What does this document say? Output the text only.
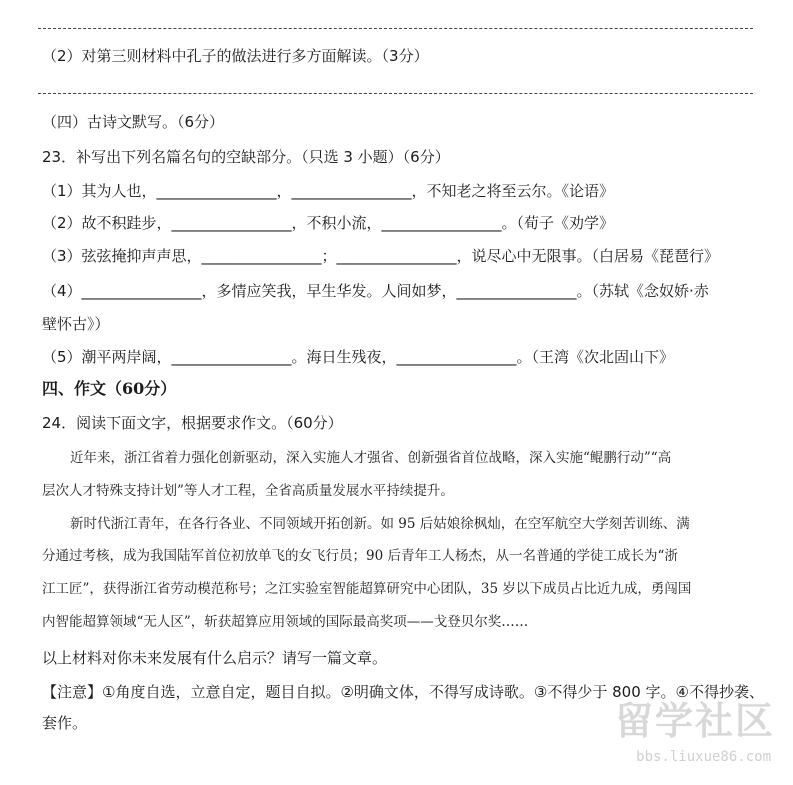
（2）对第三则材料中孔子的做法进行多方面解读。（3分）
（四）古诗文默写。（6分）
23．补写出下列名篇名句的空缺部分。（只选 3 小题）（6分）
（1）其为人也，________________，________________，不知老之将至云尔。《论语》
（2）故不积跬步，________________，不积小流，________________。（荀子《劝学》
（3）弦弦掩抑声声思，________________；________________，说尽心中无限事。（白居易《琵琶行》
（4）________________，多情应笑我，早生华发。人间如梦，________________。（苏轼《念奴娇·赤
壁怀古》）
（5）潮平两岸阔，________________。海日生残夜，________________。（王湾《次北固山下》
四、作文（60分）
24．阅读下面文字，根据要求作文。（60分）
近年来，浙江省着力强化创新驱动，深入实施人才强省、创新强省首位战略，深入实施“鲲鹏行动”“高
层次人才特殊支持计划”等人才工程，全省高质量发展水平持续提升。
新时代浙江青年，在各行各业、不同领域开拓创新。如 95 后姑娘徐枫灿，在空军航空大学刻苦训练、满
分通过考核，成为我国陆军首位初放单飞的女飞行员；90 后青年工人杨杰，从一名普通的学徒工成长为“浙
江工匠”，获得浙江省劳动模范称号；之江实验室智能超算研究中心团队，35 岁以下成员占比近九成，勇闯国
内智能超算领域“无人区”，斩获超算应用领域的国际最高奖项——戈登贝尔奖……
以上材料对你未来发展有什么启示？请写一篇文章。
【注意】①角度自选，立意自定，题目自拟。②明确文体，不得写成诗歌。③不得少于 800 字。④不得抄袭、
套作。	留学社区
bbs.liuxue86.com
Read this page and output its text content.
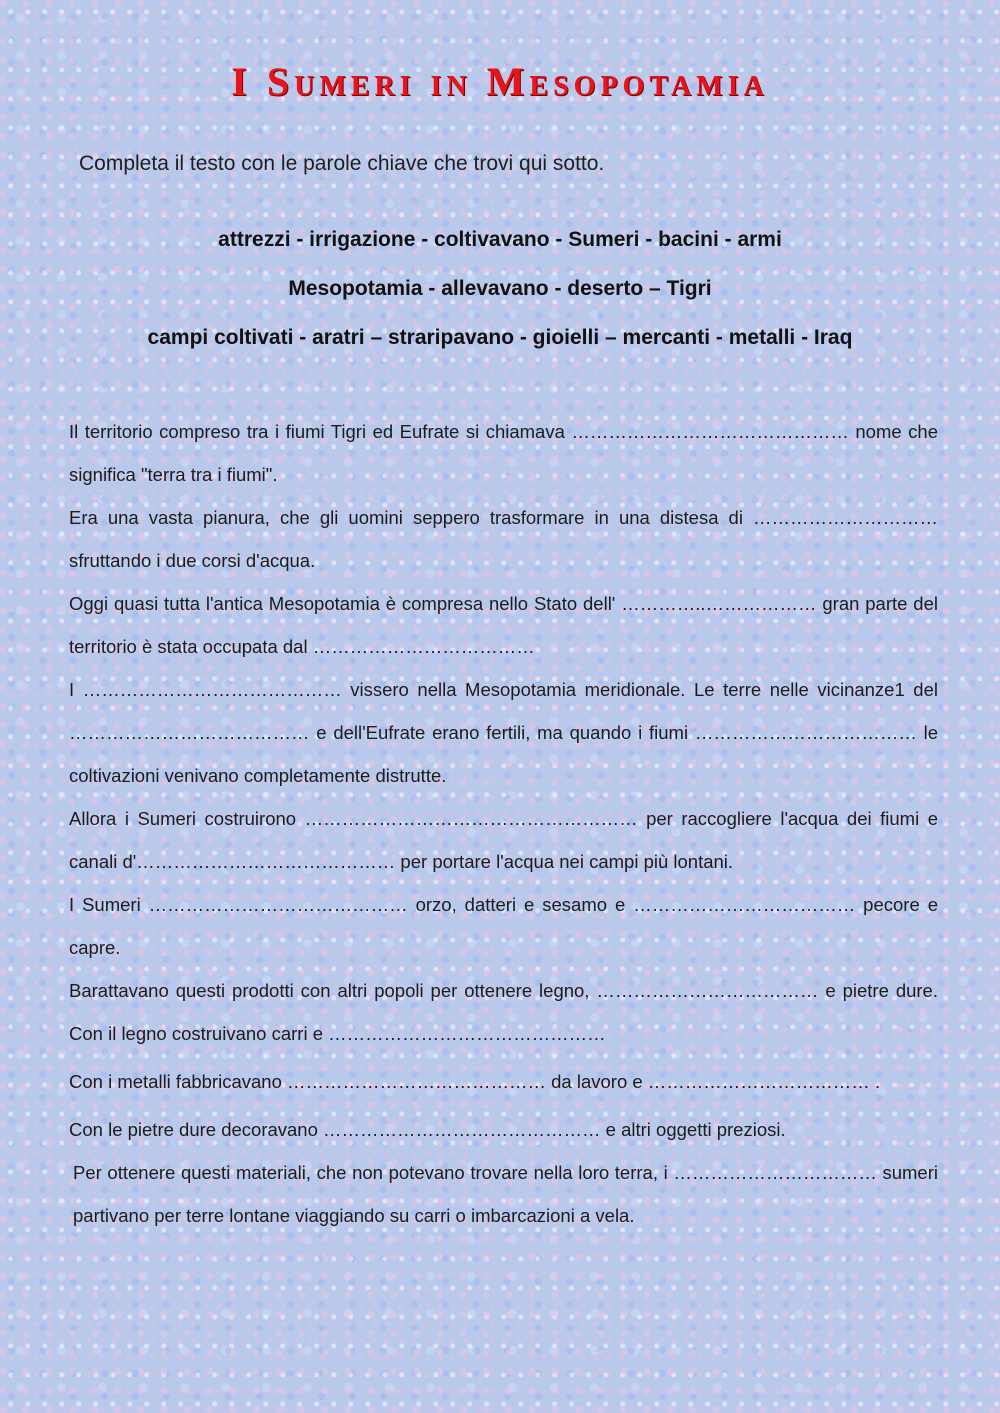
I Sumeri in Mesopotamia
Completa il testo con le parole chiave che trovi qui sotto.
attrezzi - irrigazione - coltivavano - Sumeri - bacini - armi
Mesopotamia - allevavano - deserto – Tigri
campi coltivati - aratri – straripavano - gioielli – mercanti - metalli - Iraq

Il territorio compreso tra i fiumi Tigri ed Eufrate si chiamava ……………………………………… nome che significa "terra tra i fiumi".

Era una vasta pianura, che gli uomini seppero trasformare in una distesa di ………………………… sfruttando i due corsi d'acqua.

Oggi quasi tutta l'antica Mesopotamia è compresa nello Stato dell' …………..……………… gran parte del territorio è stata occupata dal ………………………………

I …………………………………… vissero nella Mesopotamia meridionale. Le terre nelle vicinanze1 del ………………………………… e dell'Eufrate erano fertili, ma quando i fiumi ……………………………… le coltivazioni venivano completamente distrutte.

Allora i Sumeri costruirono ……………………………………………… per raccogliere l'acqua dei fiumi e canali d'…………………………………… per portare l'acqua nei campi più lontani.

I Sumeri …………………………………… orzo, datteri e sesamo e ……………………………… pecore e capre.

Barattavano questi prodotti con altri popoli per ottenere legno, ……………………………… e pietre dure. Con il legno costruivano carri e ………………………………………

Con i metalli fabbricavano …………………………………… da lavoro e ……………………………… .

Con le pietre dure decoravano ……………………………………… e altri oggetti preziosi.

Per ottenere questi materiali, che non potevano trovare nella loro terra, i …………………………… sumeri partivano per terre lontane viaggiando su carri o imbarcazioni a vela.
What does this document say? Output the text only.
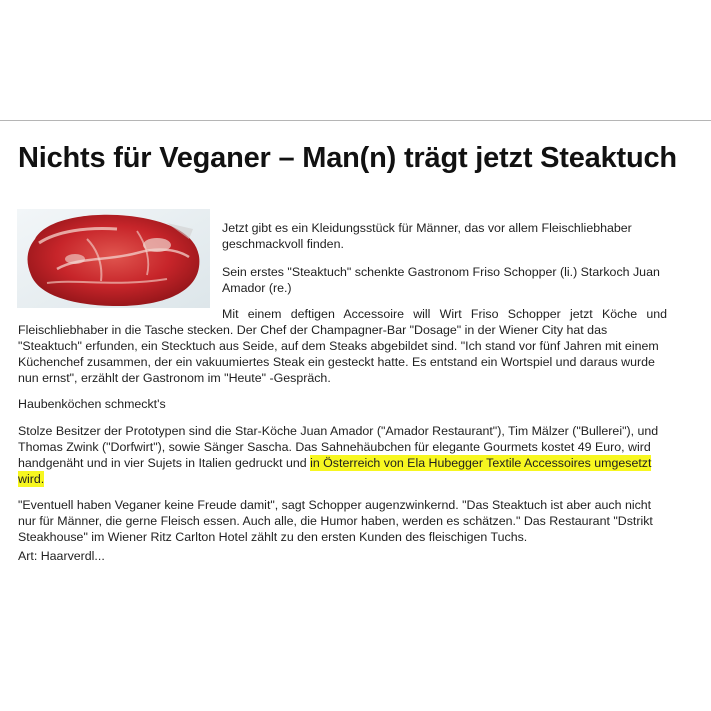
Nichts für Veganer – Man(n) trägt jetzt Steaktuch

Jetzt gibt es ein Kleidungsstück für Männer, das vor allem Fleischliebhaber geschmackvoll finden.

Sein erstes "Steaktuch" schenkte Gastronom Friso Schopper (li.) Starkoch Juan Amador (re.)

Mit einem deftigen Accessoire will Wirt Friso Schopper jetzt Köche und

Fleischliebhaber in die Tasche stecken. Der Chef der Champagner-Bar "Dosage" in der Wiener City hat das "Steaktuch" erfunden, ein Stecktuch aus Seide, auf dem Steaks abgebildet sind. "Ich stand vor fünf Jahren mit einem Küchenchef zusammen, der ein vakuumiertes Steak ein gesteckt hatte. Es entstand ein Wortspiel und daraus wurde nun ernst", erzählt der Gastronom im "Heute" -Gespräch.

Haubenköchen schmeckt's

Stolze Besitzer der Prototypen sind die Star-Köche Juan Amador ("Amador Restaurant"), Tim Mälzer ("Bullerei"), und Thomas Zwink ("Dorfwirt"), sowie Sänger Sascha. Das Sahnehäubchen für elegante Gourmets kostet 49 Euro, wird handgenäht und in vier Sujets in Italien gedruckt und in Österreich von Ela Hubegger Textile Accessoires umgesetzt wird.

"Eventuell haben Veganer keine Freude damit", sagt Schopper augenzwinkernd. "Das Steaktuch ist aber auch nicht nur für Männer, die gerne Fleisch essen. Auch alle, die Humor haben, werden es schätzen." Das Restaurant "Dstrikt Steakhouse" im Wiener Ritz Carlton Hotel zählt zu den ersten Kunden des fleischigen Tuchs.

Art: Haarverdl...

» **Request**: Show every line from the listing above in which the string "Friso" appears.

» **The answer**:
Sein erstes "Steaktuch" schenkte Gastronom Friso Schopper (li.) Starkoch Juan Amador (re.)
Mit einem deftigen Accessoire will Wirt Friso Schopper jetzt Köche und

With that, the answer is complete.